» What the task requires
Copy every line of the records below that holds the word "КОТОРЫЕ".

» Record excerpts
----------------------------------------

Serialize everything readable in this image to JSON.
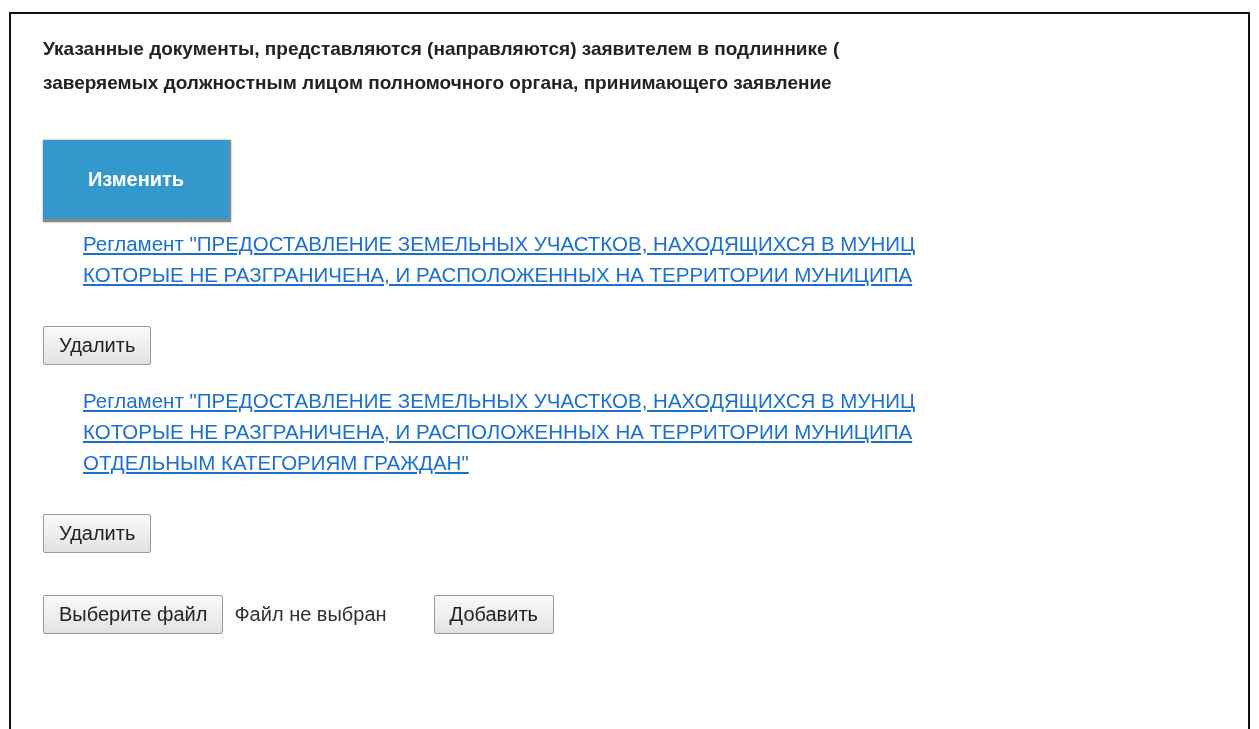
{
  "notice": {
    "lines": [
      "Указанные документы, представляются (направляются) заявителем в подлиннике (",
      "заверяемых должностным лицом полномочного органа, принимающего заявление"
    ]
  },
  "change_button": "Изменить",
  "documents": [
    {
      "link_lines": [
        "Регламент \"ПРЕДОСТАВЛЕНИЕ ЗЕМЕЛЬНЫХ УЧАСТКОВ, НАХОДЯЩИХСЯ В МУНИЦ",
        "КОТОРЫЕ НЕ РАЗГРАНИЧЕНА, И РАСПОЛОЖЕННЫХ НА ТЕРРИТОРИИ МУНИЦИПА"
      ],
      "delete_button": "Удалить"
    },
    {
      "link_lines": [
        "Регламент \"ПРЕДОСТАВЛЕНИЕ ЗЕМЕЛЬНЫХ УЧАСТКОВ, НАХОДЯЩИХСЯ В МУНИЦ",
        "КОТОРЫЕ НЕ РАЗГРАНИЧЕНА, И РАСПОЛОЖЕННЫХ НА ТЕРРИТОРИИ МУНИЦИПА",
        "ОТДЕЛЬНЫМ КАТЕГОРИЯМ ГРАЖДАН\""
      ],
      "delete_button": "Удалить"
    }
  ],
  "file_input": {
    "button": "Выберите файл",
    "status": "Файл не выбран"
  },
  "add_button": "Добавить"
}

----------------------------------------

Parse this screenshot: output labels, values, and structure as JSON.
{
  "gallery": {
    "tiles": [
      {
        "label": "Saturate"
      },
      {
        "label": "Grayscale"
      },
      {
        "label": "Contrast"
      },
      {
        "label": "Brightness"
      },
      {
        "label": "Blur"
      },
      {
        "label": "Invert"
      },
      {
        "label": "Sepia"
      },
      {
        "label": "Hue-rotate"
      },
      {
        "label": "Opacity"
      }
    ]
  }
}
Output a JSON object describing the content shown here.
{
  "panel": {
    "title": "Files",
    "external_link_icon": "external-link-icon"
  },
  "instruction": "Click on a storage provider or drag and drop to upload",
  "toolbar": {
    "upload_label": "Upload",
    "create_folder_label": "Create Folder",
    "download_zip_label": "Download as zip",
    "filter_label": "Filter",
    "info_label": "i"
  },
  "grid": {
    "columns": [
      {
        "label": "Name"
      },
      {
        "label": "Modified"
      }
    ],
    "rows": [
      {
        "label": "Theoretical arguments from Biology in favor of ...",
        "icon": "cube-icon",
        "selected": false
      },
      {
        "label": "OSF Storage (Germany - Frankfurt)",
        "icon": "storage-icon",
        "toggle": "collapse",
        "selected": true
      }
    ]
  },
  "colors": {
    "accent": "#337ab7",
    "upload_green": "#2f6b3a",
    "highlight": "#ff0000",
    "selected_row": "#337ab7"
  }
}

----------------------------------------

» Result of this exercise
        "КОТОРЫЕ НЕ РАЗГРАНИЧЕНА, И РАСПОЛОЖЕННЫХ НА ТЕРРИТОРИИ МУНИЦИПА"
        "КОТОРЫЕ НЕ РАЗГРАНИЧЕНА, И РАСПОЛОЖЕННЫХ НА ТЕРРИТОРИИ МУНИЦИПА",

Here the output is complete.